Locate the word "being" in the material, then show every line that holds it.

**********

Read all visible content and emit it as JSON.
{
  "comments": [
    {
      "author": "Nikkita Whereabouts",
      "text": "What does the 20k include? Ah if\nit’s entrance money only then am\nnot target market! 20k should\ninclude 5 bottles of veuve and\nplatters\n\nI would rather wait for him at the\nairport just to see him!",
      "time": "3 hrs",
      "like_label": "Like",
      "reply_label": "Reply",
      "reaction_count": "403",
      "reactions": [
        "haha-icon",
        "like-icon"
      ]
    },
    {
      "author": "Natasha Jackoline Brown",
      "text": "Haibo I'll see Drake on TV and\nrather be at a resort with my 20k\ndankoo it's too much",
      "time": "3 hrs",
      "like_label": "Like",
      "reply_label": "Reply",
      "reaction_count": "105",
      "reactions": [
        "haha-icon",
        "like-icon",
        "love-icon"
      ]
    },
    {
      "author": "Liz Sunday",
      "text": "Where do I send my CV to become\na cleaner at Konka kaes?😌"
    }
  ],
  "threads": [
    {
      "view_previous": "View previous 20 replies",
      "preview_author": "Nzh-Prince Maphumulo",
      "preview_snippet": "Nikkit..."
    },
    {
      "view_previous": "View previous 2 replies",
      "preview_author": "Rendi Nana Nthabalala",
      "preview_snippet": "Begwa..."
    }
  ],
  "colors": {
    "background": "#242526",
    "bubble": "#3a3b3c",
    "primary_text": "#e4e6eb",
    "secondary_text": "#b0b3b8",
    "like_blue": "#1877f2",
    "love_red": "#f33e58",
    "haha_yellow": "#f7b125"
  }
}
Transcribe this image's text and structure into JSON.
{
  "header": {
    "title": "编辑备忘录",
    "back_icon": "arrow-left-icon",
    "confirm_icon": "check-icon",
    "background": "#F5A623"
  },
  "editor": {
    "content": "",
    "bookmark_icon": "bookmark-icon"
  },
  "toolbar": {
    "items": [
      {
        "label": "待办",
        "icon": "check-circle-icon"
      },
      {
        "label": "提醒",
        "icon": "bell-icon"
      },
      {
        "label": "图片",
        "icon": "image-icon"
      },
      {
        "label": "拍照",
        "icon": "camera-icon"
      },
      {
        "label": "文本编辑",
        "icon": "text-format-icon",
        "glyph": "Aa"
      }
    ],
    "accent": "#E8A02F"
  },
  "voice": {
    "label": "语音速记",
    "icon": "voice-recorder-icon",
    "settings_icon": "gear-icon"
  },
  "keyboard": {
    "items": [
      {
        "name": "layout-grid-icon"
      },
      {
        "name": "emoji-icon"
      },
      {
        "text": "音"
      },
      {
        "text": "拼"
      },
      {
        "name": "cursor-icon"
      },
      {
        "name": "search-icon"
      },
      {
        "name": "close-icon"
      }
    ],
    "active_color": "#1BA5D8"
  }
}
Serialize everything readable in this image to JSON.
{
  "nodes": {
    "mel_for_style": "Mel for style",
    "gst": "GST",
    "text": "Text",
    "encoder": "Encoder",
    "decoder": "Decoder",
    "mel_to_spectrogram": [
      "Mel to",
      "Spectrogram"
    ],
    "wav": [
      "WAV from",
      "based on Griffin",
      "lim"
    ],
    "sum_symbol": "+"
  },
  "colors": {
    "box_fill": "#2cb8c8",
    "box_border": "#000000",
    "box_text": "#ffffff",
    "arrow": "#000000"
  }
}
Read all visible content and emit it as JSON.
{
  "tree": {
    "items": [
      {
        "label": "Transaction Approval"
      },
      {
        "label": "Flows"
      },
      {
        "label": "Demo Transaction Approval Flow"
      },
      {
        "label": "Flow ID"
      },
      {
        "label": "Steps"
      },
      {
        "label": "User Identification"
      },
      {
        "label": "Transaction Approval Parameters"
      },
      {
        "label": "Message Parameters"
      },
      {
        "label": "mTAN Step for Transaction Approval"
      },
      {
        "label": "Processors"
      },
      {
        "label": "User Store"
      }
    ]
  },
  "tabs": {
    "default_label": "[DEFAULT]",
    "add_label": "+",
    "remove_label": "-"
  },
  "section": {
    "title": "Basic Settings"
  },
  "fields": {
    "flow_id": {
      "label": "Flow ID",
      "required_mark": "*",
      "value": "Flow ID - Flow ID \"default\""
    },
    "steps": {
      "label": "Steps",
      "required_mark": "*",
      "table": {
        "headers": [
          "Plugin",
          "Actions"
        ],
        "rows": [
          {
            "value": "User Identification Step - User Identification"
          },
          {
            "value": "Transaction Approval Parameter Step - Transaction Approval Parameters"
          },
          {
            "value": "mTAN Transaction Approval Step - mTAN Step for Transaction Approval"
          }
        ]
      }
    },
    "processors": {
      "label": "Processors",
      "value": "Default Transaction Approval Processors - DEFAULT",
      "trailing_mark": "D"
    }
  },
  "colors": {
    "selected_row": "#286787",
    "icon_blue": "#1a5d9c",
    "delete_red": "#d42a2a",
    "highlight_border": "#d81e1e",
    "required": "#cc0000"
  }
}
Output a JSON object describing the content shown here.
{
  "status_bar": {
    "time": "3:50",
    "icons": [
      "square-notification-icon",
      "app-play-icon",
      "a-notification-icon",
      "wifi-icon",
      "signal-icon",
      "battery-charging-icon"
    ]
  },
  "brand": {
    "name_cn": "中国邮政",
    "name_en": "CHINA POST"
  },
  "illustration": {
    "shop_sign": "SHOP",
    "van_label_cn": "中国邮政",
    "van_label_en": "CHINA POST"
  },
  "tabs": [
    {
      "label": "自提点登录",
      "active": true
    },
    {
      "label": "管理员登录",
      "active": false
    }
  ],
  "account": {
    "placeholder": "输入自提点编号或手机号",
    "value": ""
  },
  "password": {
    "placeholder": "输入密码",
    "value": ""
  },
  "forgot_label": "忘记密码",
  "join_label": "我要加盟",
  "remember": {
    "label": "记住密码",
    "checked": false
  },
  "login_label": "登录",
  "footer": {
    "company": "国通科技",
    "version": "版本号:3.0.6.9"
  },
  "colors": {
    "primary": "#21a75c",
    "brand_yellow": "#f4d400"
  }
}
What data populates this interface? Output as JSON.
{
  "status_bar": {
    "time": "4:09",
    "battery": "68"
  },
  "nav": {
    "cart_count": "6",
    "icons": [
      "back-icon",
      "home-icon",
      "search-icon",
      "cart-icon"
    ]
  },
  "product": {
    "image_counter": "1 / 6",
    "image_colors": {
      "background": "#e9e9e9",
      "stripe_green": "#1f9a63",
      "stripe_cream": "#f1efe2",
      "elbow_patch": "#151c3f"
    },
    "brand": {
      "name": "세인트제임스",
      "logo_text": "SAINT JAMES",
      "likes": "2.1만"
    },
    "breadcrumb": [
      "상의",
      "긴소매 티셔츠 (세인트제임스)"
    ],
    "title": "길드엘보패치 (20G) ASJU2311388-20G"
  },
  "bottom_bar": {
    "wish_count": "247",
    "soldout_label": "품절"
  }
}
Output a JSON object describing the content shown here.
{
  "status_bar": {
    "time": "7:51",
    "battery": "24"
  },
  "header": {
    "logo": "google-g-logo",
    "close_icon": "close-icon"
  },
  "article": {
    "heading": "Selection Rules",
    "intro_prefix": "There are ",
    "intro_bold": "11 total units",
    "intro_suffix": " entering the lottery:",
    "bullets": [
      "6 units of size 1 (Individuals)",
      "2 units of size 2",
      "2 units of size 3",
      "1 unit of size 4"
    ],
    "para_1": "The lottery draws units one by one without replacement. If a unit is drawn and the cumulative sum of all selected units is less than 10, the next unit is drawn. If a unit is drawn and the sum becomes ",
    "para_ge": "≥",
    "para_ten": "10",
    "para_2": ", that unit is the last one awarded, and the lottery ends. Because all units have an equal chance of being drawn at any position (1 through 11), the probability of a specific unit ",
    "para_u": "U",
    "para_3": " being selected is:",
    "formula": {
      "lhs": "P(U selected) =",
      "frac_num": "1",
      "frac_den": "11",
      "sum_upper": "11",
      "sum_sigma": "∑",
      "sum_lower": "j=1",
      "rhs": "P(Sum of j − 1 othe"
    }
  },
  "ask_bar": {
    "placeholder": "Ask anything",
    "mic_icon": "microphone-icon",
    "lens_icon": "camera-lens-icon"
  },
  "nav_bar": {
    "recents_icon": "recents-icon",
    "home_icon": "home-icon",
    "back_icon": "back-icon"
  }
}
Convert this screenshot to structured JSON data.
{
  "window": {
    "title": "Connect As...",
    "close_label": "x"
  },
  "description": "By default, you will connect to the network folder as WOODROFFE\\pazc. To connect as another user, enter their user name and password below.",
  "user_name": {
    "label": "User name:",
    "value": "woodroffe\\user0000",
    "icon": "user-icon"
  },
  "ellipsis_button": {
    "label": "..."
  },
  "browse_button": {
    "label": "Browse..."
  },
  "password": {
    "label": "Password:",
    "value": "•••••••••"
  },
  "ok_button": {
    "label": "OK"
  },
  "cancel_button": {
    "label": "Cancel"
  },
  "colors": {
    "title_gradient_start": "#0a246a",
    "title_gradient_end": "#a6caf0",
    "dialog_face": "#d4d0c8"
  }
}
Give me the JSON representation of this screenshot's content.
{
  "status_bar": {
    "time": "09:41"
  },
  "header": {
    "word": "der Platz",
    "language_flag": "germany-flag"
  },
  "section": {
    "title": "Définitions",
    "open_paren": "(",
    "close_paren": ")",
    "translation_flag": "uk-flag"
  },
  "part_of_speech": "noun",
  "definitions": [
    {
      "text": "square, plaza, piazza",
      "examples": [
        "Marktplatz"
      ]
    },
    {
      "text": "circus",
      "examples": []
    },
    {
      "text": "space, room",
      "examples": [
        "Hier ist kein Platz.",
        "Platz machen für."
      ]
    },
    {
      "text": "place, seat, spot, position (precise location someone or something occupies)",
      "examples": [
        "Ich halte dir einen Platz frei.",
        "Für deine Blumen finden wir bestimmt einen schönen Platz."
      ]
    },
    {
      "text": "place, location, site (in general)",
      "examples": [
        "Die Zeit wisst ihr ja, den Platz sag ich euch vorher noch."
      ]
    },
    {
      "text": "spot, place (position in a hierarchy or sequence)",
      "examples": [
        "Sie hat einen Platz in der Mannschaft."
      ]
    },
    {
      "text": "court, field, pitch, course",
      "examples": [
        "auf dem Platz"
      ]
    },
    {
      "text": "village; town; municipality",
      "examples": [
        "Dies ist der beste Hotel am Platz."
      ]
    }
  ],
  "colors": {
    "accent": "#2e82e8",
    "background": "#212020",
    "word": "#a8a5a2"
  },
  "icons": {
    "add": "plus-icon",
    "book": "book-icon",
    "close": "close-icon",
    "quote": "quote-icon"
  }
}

**********

CORRECT RESULT —
    "para_2": ", that unit is the last one awarded, and the lottery ends. Because all units have an equal chance of being drawn at any position (1 through 11), the probability of a specific unit ",
    "para_3": " being selected is:",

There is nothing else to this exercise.